▶ [What needs to be done] Every line that holds "postgrado" should be shown.

BEGIN

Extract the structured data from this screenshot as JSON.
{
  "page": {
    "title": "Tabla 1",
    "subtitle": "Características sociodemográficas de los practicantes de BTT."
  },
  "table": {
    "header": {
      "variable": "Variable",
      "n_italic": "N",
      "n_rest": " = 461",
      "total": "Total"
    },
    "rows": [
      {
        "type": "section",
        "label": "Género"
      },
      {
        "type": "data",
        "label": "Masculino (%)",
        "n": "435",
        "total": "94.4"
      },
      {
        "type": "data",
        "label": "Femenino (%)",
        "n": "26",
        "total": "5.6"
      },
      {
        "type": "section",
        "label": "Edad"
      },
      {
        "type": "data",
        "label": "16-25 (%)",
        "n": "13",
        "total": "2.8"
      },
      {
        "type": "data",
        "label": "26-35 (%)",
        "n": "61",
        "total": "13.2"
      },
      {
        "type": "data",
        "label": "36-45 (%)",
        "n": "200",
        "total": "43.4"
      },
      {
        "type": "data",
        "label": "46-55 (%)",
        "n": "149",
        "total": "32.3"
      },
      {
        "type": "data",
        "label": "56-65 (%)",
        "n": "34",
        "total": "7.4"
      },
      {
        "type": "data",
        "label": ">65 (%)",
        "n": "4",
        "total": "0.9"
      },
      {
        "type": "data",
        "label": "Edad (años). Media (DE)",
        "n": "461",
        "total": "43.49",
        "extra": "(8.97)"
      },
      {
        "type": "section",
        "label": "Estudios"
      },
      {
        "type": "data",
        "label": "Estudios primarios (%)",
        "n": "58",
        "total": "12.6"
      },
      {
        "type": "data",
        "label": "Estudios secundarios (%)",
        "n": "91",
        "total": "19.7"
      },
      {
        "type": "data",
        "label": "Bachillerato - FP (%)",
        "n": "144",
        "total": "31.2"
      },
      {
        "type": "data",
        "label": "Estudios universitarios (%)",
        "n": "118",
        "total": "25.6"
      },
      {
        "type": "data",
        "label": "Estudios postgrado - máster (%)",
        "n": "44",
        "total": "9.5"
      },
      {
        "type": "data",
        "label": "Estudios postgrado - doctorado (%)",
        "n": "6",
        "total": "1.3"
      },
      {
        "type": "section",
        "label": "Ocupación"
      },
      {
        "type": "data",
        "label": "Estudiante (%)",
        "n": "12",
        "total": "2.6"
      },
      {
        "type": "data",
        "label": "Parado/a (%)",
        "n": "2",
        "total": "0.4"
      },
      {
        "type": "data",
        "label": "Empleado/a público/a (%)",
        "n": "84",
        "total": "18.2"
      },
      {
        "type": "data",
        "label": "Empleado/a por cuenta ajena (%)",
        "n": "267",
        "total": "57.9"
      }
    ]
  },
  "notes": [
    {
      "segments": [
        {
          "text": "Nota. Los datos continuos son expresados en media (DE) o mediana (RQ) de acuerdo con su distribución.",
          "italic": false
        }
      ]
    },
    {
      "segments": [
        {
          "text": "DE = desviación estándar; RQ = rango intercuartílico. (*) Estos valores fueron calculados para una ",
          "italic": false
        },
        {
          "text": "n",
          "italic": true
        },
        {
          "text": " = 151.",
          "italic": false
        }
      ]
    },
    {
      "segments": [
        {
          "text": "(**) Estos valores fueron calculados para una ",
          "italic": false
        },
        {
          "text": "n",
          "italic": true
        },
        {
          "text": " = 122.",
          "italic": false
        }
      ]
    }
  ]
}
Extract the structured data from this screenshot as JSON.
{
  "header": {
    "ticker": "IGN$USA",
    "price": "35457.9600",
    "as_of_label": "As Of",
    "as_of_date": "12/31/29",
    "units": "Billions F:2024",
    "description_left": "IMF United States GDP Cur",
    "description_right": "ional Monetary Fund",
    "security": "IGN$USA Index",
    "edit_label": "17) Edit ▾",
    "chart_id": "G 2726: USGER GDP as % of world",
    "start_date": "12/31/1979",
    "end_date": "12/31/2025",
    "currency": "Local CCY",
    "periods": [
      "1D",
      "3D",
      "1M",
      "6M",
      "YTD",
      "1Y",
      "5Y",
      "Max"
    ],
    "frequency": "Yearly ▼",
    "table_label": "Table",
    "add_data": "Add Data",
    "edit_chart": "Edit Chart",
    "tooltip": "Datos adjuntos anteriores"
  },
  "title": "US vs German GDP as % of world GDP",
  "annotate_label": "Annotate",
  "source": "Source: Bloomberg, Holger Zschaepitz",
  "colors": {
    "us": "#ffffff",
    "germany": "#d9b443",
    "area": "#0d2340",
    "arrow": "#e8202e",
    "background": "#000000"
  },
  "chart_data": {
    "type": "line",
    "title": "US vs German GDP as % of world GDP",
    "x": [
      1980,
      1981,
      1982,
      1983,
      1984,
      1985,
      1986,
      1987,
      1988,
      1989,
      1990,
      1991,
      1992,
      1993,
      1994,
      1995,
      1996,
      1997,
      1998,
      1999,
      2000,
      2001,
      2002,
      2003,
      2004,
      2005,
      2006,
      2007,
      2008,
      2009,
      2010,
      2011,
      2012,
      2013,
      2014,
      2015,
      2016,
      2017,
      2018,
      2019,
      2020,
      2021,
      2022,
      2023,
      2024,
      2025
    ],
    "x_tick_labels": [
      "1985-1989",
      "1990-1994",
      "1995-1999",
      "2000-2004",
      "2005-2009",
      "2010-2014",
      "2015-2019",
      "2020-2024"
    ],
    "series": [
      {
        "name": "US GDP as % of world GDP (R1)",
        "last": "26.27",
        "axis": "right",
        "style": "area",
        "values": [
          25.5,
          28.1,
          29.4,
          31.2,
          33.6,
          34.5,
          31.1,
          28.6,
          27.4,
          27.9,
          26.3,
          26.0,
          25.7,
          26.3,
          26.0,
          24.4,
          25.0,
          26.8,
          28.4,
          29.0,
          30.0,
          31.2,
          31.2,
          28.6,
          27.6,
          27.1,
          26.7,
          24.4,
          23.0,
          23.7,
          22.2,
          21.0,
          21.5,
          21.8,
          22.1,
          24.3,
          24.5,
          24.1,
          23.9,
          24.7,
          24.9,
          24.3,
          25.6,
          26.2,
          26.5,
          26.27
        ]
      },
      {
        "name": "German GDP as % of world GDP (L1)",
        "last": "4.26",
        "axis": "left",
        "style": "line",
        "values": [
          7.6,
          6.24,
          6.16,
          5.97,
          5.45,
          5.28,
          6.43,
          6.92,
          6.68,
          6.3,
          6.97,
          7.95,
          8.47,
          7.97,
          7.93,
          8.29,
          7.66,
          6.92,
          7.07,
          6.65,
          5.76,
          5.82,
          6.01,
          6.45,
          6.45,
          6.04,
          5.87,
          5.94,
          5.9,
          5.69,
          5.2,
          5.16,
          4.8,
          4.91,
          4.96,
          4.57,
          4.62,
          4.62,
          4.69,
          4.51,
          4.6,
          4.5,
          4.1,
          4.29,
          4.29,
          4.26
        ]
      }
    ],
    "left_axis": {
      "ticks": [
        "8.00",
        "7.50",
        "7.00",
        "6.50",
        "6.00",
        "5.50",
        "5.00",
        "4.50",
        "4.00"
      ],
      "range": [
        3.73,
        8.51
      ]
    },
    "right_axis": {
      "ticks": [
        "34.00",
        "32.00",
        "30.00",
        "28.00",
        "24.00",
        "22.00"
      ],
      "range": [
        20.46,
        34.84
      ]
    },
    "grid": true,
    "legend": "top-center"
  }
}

END

▶ [Response below]
        "label": "Estudios postgrado - máster (%)",
        "label": "Estudios postgrado - doctorado (%)",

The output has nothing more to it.